### Exercise instructions
Below is a listing; copy all of it exactly.

### Available records
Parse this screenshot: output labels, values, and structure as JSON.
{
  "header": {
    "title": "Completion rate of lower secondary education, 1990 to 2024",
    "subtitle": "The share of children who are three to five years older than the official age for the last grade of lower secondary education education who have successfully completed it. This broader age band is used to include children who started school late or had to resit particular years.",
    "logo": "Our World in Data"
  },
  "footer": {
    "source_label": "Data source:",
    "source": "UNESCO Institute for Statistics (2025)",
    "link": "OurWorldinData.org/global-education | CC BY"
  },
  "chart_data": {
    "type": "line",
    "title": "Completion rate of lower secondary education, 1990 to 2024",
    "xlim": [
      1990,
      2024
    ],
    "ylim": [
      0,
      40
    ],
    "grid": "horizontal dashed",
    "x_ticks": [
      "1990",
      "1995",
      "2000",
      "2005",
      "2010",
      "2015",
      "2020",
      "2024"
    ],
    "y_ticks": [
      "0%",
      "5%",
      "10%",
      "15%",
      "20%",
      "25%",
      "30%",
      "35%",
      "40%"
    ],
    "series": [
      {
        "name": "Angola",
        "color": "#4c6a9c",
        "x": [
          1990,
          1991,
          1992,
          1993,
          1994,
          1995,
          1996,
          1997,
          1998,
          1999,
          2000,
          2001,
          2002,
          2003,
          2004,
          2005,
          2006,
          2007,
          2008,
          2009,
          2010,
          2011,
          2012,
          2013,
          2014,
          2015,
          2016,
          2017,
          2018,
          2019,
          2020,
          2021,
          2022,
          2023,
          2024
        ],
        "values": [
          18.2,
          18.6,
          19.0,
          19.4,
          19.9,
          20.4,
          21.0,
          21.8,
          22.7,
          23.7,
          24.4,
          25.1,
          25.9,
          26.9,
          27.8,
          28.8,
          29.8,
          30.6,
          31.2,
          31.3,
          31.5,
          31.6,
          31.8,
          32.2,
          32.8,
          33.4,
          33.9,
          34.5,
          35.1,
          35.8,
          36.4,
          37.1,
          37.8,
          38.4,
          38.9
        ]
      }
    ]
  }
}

### Task response
Parse this screenshot: output labels, values, and structure as JSON.
{
  "header": {
    "title": "Completion rate of lower secondary education, 1990 to 2024",
    "subtitle": "The share of children who are three to five years older than the official age for the last grade of lower secondary education education who have successfully completed it. This broader age band is used to include children who started school late or had to resit particular years.",
    "logo": "Our World in Data"
  },
  "footer": {
    "source_label": "Data source:",
    "source": "UNESCO Institute for Statistics (2025)",
    "link": "OurWorldinData.org/global-education | CC BY"
  },
  "chart_data": {
    "type": "line",
    "title": "Completion rate of lower secondary education, 1990 to 2024",
    "xlim": [
      1990,
      2024
    ],
    "ylim": [
      0,
      40
    ],
    "grid": "horizontal dashed",
    "x_ticks": [
      "1990",
      "1995",
      "2000",
      "2005",
      "2010",
      "2015",
      "2020",
      "2024"
    ],
    "y_ticks": [
      "0%",
      "5%",
      "10%",
      "15%",
      "20%",
      "25%",
      "30%",
      "35%",
      "40%"
    ],
    "series": [
      {
        "name": "Angola",
        "color": "#4c6a9c",
        "x": [
          1990,
          1991,
          1992,
          1993,
          1994,
          1995,
          1996,
          1997,
          1998,
          1999,
          2000,
          2001,
          2002,
          2003,
          2004,
          2005,
          2006,
          2007,
          2008,
          2009,
          2010,
          2011,
          2012,
          2013,
          2014,
          2015,
          2016,
          2017,
          2018,
          2019,
          2020,
          2021,
          2022,
          2023,
          2024
        ],
        "values": [
          18.2,
          18.6,
          19.0,
          19.4,
          19.9,
          20.4,
          21.0,
          21.8,
          22.7,
          23.7,
          24.4,
          25.1,
          25.9,
          26.9,
          27.8,
          28.8,
          29.8,
          30.6,
          31.2,
          31.3,
          31.5,
          31.6,
          31.8,
          32.2,
          32.8,
          33.4,
          33.9,
          34.5,
          35.1,
          35.8,
          36.4,
          37.1,
          37.8,
          38.4,
          38.9
        ]
      }
    ]
  }
}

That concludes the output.